- Exercise materials
▬▬▬

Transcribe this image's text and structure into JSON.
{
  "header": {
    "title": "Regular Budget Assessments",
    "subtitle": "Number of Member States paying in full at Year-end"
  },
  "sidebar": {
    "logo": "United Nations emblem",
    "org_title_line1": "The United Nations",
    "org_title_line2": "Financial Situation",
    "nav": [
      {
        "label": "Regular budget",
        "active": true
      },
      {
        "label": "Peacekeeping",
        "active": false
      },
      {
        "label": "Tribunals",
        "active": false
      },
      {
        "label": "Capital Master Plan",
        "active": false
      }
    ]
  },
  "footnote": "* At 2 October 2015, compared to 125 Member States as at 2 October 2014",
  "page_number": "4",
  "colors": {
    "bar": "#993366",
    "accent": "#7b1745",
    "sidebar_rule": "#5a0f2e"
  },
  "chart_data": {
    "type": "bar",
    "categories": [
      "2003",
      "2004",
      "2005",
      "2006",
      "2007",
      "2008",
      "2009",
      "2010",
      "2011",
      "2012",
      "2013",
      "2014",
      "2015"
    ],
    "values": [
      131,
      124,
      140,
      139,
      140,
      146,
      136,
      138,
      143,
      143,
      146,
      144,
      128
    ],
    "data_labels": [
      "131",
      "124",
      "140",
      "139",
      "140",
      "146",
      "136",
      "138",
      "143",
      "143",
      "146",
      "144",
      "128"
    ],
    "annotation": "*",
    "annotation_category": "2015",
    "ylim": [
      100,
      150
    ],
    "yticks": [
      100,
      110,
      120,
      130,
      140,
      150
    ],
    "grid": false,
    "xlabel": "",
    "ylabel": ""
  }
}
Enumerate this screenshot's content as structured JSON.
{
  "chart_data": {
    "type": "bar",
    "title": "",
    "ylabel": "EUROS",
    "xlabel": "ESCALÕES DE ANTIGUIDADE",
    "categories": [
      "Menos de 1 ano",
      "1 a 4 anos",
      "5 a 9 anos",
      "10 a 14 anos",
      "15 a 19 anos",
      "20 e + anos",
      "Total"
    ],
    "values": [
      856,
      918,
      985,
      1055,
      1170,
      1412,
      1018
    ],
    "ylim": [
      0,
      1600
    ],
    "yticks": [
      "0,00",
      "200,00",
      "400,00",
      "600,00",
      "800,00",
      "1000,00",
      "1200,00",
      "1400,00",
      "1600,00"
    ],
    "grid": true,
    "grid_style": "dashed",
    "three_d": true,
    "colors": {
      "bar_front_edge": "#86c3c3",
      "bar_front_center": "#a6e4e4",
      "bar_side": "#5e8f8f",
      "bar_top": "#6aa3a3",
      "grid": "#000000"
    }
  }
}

▬▬▬

Using the material above, print every entry exactly as written.

- Result of this task
Transcribe this image's text and structure into JSON.
{
  "header": {
    "title": "Regular Budget Assessments",
    "subtitle": "Number of Member States paying in full at Year-end"
  },
  "sidebar": {
    "logo": "United Nations emblem",
    "org_title_line1": "The United Nations",
    "org_title_line2": "Financial Situation",
    "nav": [
      {
        "label": "Regular budget",
        "active": true
      },
      {
        "label": "Peacekeeping",
        "active": false
      },
      {
        "label": "Tribunals",
        "active": false
      },
      {
        "label": "Capital Master Plan",
        "active": false
      }
    ]
  },
  "footnote": "* At 2 October 2015, compared to 125 Member States as at 2 October 2014",
  "page_number": "4",
  "colors": {
    "bar": "#993366",
    "accent": "#7b1745",
    "sidebar_rule": "#5a0f2e"
  },
  "chart_data": {
    "type": "bar",
    "categories": [
      "2003",
      "2004",
      "2005",
      "2006",
      "2007",
      "2008",
      "2009",
      "2010",
      "2011",
      "2012",
      "2013",
      "2014",
      "2015"
    ],
    "values": [
      131,
      124,
      140,
      139,
      140,
      146,
      136,
      138,
      143,
      143,
      146,
      144,
      128
    ],
    "data_labels": [
      "131",
      "124",
      "140",
      "139",
      "140",
      "146",
      "136",
      "138",
      "143",
      "143",
      "146",
      "144",
      "128"
    ],
    "annotation": "*",
    "annotation_category": "2015",
    "ylim": [
      100,
      150
    ],
    "yticks": [
      100,
      110,
      120,
      130,
      140,
      150
    ],
    "grid": false,
    "xlabel": "",
    "ylabel": ""
  }
}
Enumerate this screenshot's content as structured JSON.
{
  "chart_data": {
    "type": "bar",
    "title": "",
    "ylabel": "EUROS",
    "xlabel": "ESCALÕES DE ANTIGUIDADE",
    "categories": [
      "Menos de 1 ano",
      "1 a 4 anos",
      "5 a 9 anos",
      "10 a 14 anos",
      "15 a 19 anos",
      "20 e + anos",
      "Total"
    ],
    "values": [
      856,
      918,
      985,
      1055,
      1170,
      1412,
      1018
    ],
    "ylim": [
      0,
      1600
    ],
    "yticks": [
      "0,00",
      "200,00",
      "400,00",
      "600,00",
      "800,00",
      "1000,00",
      "1200,00",
      "1400,00",
      "1600,00"
    ],
    "grid": true,
    "grid_style": "dashed",
    "three_d": true,
    "colors": {
      "bar_front_edge": "#86c3c3",
      "bar_front_center": "#a6e4e4",
      "bar_side": "#5e8f8f",
      "bar_top": "#6aa3a3",
      "grid": "#000000"
    }
  }
}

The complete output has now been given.